● **Written problem**:
Spot every line with the word "text" and return it.

# Start of Records provided

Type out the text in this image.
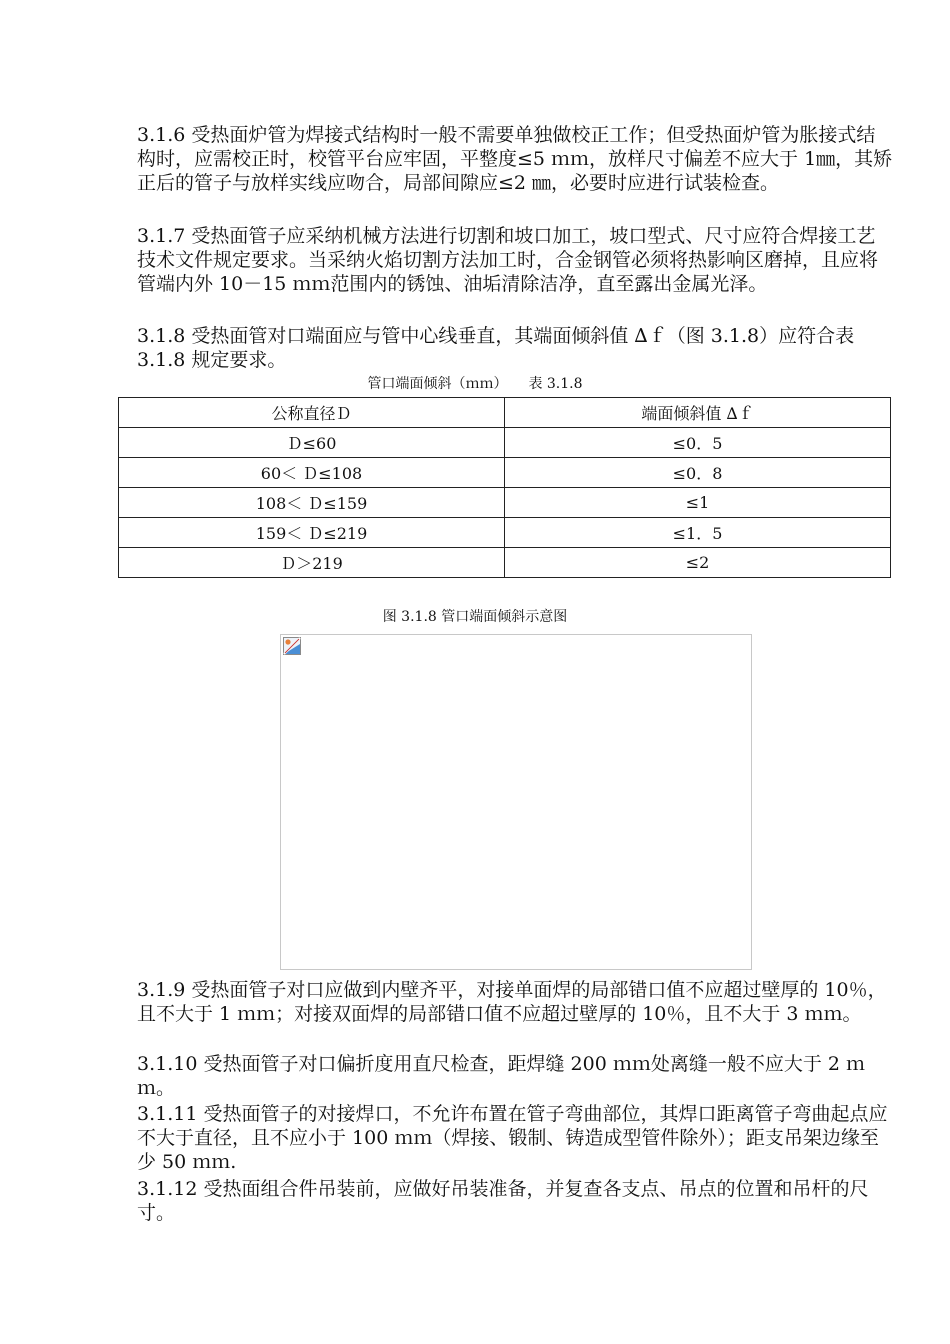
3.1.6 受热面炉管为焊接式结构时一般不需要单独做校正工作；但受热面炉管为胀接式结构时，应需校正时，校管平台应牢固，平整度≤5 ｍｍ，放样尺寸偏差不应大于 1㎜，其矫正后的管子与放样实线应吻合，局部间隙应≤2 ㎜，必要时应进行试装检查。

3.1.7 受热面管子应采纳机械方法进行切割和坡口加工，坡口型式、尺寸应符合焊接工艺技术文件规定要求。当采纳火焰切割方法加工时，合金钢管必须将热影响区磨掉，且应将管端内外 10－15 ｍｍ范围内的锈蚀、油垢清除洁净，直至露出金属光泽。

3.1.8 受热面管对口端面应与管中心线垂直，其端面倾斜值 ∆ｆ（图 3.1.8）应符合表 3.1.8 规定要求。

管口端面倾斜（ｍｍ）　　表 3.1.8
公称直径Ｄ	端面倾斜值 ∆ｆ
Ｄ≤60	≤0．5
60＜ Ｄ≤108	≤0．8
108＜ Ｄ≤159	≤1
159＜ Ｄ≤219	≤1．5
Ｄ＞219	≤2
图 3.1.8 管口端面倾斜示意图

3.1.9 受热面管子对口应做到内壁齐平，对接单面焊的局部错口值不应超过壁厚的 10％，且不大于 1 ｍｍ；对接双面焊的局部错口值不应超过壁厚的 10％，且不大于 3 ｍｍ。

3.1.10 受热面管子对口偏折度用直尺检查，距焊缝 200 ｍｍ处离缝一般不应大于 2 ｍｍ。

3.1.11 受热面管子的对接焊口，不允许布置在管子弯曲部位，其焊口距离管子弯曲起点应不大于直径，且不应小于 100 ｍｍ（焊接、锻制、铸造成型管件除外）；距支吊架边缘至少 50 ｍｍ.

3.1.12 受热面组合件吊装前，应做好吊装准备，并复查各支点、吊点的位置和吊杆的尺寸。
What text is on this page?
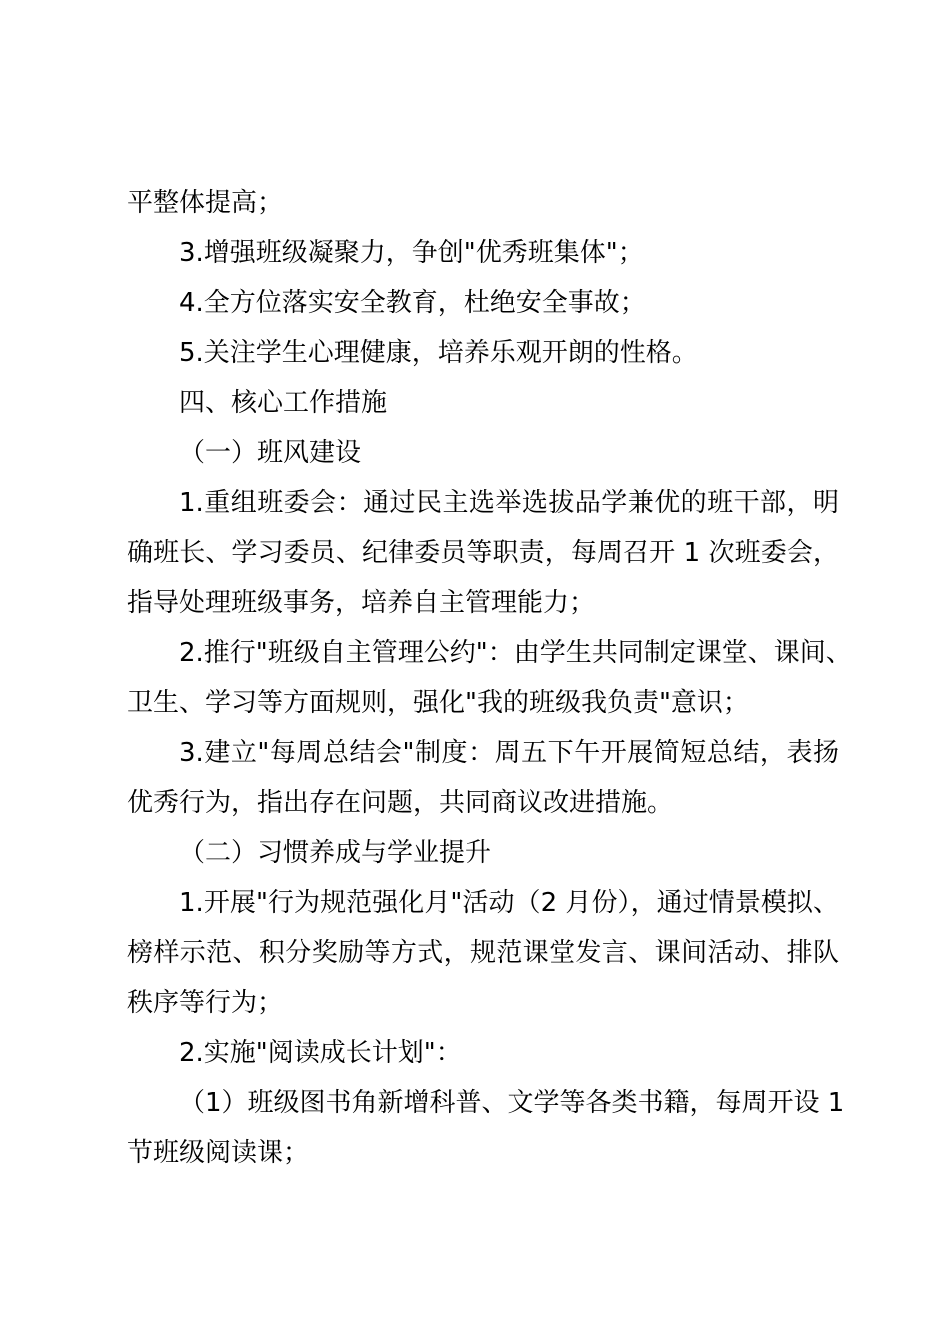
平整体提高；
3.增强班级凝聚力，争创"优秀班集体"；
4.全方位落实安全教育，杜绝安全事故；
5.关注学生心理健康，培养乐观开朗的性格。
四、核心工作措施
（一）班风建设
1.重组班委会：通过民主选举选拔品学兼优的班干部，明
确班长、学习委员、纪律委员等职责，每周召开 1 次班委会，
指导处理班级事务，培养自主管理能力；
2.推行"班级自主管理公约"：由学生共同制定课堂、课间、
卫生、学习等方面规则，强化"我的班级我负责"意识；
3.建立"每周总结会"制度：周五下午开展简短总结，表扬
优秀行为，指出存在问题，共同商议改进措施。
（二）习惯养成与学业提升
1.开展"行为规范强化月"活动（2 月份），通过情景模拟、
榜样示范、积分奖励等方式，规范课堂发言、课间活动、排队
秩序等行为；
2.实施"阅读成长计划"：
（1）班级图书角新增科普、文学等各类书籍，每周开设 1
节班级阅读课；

# End of Records provided

● **Reply to the task**:
Type out the text in this image.
What text is on this page?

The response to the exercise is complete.